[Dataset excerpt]
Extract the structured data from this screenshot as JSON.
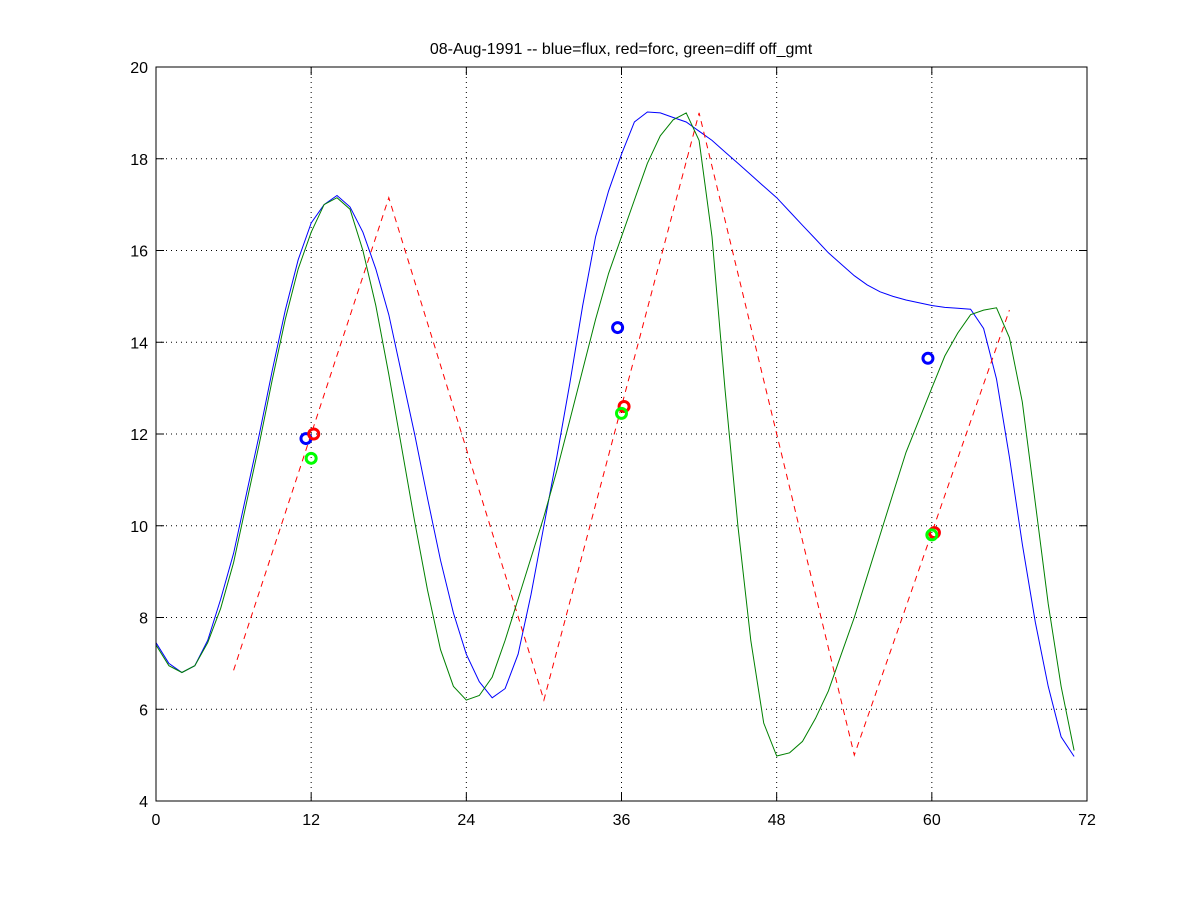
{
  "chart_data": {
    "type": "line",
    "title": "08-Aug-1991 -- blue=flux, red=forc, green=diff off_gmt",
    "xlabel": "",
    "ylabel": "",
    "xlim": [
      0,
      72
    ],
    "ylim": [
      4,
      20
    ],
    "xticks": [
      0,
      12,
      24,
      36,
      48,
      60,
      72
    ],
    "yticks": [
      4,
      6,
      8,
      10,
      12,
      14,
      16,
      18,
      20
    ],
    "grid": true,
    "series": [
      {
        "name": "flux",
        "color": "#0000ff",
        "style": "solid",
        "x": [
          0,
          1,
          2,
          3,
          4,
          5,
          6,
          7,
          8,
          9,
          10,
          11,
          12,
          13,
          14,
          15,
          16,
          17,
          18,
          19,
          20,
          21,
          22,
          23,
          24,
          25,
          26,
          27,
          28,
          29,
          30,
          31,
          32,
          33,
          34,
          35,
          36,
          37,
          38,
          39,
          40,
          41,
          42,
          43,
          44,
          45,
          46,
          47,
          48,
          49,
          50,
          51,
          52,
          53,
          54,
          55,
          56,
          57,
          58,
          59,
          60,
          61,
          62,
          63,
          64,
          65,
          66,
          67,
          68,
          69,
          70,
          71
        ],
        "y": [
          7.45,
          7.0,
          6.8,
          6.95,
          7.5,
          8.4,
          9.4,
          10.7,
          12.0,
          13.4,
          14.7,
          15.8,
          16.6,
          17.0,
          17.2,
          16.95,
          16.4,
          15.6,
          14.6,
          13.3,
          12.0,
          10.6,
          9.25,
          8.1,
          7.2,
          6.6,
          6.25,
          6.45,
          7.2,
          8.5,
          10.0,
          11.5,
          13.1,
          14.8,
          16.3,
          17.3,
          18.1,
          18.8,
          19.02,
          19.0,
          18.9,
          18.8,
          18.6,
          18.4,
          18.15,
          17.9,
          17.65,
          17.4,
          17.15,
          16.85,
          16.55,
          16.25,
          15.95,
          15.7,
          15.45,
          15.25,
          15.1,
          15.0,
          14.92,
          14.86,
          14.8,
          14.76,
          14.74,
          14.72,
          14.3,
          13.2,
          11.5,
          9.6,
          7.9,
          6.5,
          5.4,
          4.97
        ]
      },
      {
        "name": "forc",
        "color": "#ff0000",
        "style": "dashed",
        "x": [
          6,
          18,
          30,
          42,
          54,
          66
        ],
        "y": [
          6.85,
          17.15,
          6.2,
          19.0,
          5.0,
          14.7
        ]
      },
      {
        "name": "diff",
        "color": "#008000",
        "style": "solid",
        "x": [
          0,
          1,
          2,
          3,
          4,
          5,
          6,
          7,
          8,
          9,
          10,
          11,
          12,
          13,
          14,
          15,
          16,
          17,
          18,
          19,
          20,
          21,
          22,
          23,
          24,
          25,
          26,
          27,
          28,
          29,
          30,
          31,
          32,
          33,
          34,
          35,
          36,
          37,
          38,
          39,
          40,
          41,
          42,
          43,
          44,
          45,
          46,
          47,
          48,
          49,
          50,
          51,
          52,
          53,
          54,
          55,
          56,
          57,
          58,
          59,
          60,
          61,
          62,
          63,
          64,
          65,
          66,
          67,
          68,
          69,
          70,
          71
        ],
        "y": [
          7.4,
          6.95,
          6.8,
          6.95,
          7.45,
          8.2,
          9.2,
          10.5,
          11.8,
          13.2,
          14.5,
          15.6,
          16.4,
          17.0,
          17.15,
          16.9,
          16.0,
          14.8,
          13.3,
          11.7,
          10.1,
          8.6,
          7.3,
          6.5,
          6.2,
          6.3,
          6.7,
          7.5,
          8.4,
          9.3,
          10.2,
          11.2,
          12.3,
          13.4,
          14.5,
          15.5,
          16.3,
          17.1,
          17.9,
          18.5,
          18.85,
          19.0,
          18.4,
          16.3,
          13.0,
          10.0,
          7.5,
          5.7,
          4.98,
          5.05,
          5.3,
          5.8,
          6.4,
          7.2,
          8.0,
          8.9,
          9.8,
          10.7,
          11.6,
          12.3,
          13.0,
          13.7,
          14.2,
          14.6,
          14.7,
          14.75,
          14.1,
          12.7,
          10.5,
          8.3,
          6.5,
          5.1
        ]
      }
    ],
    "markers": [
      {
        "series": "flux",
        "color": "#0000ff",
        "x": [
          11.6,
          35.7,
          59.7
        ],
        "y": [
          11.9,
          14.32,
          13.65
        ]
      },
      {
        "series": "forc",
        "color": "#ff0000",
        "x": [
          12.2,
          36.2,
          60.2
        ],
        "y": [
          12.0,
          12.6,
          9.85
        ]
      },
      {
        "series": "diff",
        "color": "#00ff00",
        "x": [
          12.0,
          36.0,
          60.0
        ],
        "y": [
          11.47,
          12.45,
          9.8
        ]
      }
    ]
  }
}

DIRECTIONS >> The answer must consist solely of the number of lines in the entries that contain the word "series".

OUTPUT OF THE TASK >> 4